* Exercise requirements
Pull each line holding the word "persone" from the data.

## Begin Data shown

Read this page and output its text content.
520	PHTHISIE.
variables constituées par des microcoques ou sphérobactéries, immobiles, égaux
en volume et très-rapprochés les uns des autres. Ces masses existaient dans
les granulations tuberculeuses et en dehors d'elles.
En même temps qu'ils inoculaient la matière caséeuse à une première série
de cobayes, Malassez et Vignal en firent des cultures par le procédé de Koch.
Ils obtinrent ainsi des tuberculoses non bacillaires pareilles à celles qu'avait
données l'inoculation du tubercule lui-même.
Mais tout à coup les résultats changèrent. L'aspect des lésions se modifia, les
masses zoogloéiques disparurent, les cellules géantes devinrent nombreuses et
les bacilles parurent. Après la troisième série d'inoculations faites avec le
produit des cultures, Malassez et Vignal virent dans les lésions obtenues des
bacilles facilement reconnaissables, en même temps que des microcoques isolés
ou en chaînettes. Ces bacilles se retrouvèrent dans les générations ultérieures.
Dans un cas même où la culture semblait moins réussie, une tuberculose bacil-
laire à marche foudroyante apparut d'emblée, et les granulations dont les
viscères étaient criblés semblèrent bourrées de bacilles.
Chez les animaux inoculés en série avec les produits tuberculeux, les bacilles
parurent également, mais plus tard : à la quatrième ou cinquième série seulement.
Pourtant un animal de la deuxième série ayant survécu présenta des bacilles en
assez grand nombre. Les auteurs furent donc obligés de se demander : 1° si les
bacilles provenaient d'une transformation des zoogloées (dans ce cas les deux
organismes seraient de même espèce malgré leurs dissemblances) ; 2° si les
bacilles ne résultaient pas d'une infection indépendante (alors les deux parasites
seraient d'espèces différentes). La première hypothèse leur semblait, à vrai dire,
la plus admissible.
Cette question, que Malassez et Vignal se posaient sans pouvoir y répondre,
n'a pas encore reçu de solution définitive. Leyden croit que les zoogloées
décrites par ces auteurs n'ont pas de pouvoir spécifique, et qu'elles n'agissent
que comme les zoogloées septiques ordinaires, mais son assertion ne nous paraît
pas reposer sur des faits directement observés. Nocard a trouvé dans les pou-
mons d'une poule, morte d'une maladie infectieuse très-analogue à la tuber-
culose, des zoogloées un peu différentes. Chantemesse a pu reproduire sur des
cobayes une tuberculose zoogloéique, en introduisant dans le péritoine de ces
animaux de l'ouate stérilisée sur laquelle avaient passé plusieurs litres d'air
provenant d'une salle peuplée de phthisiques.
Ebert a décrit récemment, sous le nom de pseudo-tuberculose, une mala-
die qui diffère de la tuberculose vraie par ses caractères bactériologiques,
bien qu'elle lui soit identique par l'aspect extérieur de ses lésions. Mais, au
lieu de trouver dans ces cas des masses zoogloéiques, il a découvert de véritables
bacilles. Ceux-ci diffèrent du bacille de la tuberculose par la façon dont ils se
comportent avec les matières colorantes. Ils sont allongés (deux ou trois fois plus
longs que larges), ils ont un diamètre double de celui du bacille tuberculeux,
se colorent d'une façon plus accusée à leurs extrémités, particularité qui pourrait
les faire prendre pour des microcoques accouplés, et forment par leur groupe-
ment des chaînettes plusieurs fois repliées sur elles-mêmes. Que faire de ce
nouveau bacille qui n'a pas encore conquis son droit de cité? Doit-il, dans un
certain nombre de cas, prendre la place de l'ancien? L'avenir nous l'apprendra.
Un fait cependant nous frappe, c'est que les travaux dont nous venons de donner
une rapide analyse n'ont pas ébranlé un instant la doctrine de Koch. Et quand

## End Data shown
## Begin Data shown

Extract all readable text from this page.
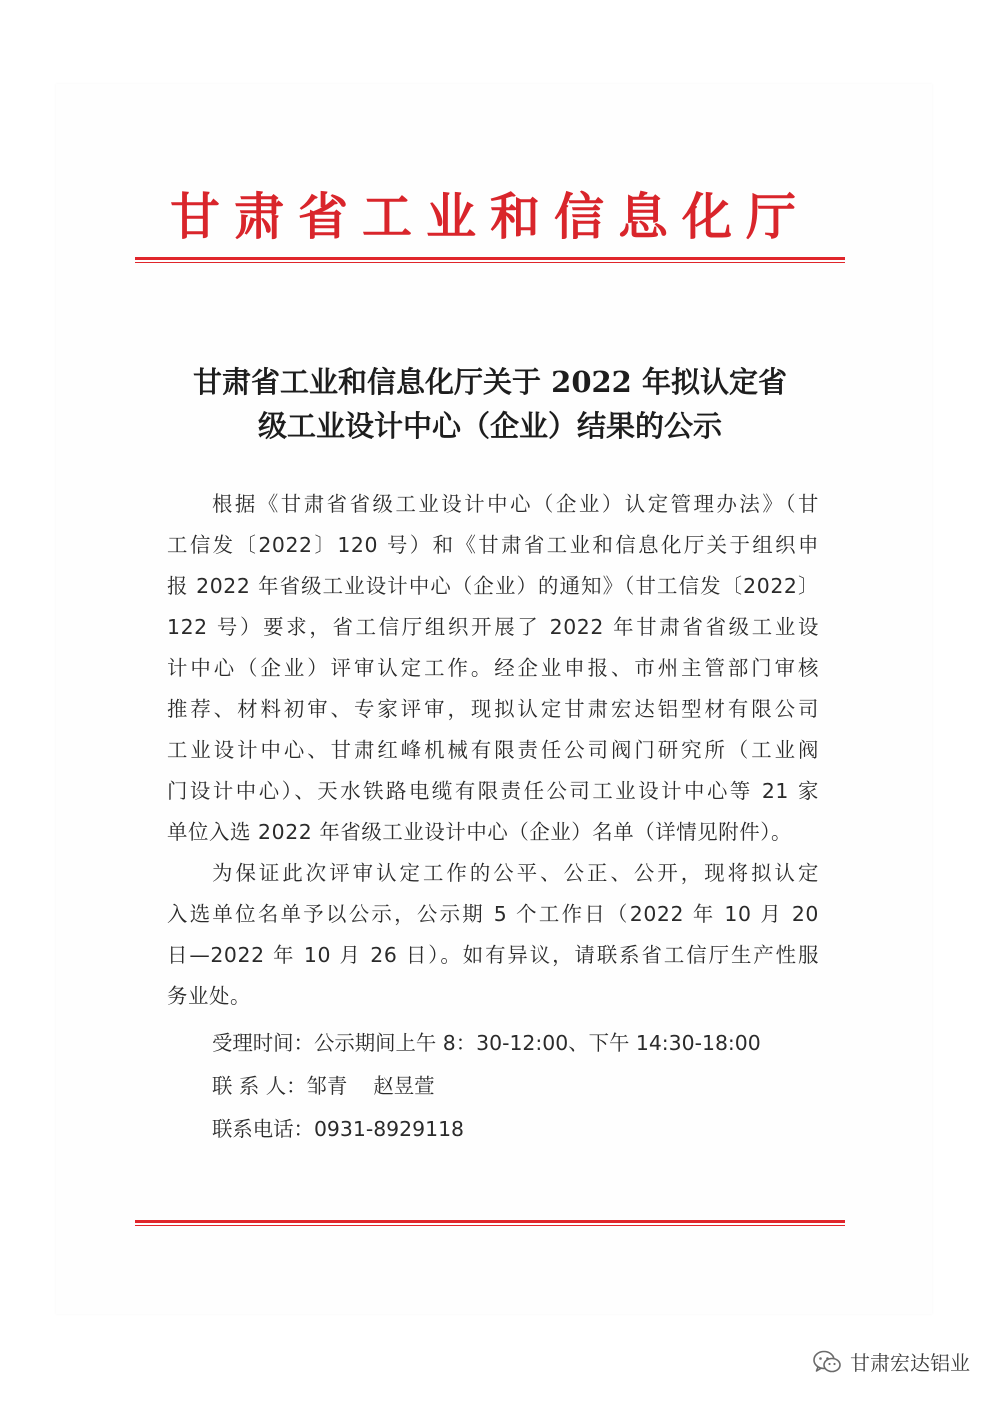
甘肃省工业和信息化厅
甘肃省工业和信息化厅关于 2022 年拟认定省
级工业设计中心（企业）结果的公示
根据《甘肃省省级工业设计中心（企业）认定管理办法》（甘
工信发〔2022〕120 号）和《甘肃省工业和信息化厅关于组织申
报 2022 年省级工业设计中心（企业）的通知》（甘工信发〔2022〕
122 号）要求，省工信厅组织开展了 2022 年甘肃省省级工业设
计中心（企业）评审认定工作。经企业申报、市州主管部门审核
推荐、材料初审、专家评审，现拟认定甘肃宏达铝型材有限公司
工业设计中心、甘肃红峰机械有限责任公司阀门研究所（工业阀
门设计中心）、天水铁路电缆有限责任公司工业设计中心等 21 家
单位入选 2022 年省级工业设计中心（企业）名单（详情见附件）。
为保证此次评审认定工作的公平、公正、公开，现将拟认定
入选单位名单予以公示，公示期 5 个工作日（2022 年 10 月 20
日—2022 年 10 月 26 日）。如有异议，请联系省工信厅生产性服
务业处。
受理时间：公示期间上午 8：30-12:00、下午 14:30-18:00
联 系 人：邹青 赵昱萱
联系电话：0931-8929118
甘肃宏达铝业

## End Data shown
## Begin Data shown

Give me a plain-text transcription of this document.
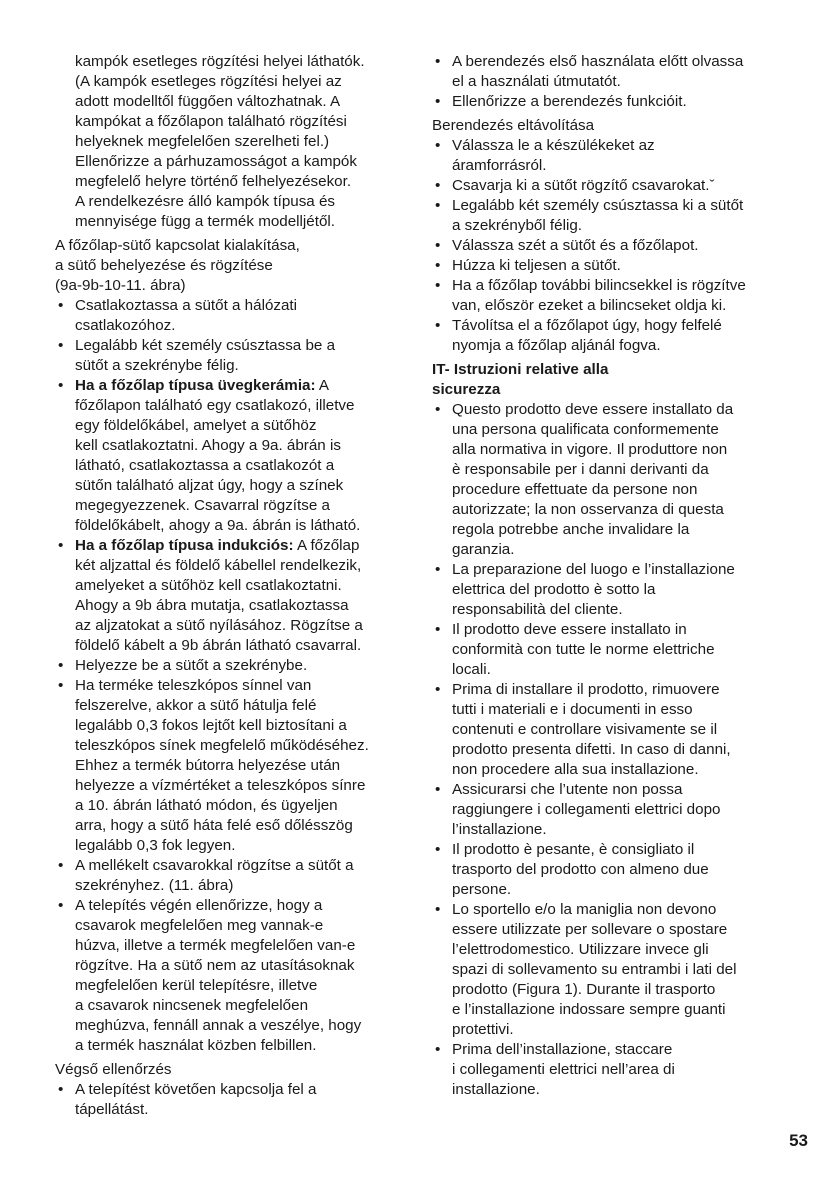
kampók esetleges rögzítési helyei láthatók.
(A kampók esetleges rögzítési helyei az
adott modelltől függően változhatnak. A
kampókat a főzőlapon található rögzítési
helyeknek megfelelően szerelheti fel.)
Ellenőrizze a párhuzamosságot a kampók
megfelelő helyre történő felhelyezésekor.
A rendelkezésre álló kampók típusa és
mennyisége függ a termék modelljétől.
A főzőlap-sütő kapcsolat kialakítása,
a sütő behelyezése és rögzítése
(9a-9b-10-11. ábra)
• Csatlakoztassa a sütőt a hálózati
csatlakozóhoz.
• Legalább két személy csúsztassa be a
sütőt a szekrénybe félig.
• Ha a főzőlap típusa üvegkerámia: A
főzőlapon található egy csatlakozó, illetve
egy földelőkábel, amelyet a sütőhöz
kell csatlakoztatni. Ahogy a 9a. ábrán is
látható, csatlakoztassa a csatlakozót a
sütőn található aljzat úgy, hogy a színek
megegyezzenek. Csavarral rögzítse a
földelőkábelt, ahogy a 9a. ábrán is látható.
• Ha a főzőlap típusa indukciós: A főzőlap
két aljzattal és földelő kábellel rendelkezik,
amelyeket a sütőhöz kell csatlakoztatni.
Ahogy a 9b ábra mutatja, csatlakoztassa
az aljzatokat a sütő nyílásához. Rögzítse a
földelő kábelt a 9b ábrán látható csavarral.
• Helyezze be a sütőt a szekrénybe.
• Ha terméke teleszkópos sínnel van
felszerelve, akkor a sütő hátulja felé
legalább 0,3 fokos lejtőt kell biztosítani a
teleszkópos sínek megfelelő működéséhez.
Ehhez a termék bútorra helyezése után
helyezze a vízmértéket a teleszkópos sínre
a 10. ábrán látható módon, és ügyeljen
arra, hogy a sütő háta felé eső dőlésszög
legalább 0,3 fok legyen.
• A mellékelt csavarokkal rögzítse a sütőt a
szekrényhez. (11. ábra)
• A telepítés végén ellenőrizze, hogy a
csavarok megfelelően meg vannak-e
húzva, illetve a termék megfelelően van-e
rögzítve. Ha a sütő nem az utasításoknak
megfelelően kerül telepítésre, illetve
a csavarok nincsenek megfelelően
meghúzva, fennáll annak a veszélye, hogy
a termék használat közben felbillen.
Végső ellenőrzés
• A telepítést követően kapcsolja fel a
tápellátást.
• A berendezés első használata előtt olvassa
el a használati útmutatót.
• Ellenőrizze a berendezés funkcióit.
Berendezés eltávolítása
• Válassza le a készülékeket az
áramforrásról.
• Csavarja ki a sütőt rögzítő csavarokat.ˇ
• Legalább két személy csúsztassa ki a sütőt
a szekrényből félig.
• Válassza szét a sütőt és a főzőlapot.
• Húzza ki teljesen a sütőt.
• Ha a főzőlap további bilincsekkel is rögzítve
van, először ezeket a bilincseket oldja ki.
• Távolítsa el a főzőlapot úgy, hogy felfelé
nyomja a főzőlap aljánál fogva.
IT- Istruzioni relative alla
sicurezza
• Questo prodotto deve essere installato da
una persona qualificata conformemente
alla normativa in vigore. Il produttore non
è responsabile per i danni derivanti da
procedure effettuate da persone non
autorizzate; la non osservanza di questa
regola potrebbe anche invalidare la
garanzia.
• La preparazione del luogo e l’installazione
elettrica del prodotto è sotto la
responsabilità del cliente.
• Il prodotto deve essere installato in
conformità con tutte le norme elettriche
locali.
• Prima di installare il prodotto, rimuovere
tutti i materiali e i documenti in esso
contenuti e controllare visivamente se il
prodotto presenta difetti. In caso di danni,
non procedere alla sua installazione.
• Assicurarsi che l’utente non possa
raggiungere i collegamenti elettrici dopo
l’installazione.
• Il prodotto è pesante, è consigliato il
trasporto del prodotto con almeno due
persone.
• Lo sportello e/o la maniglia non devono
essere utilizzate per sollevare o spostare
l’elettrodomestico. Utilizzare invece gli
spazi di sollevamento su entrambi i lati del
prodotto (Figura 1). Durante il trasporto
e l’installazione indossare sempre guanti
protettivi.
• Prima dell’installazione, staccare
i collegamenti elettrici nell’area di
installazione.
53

## End Data shown

* Answer for the task
procedure effettuate da persone non
persone.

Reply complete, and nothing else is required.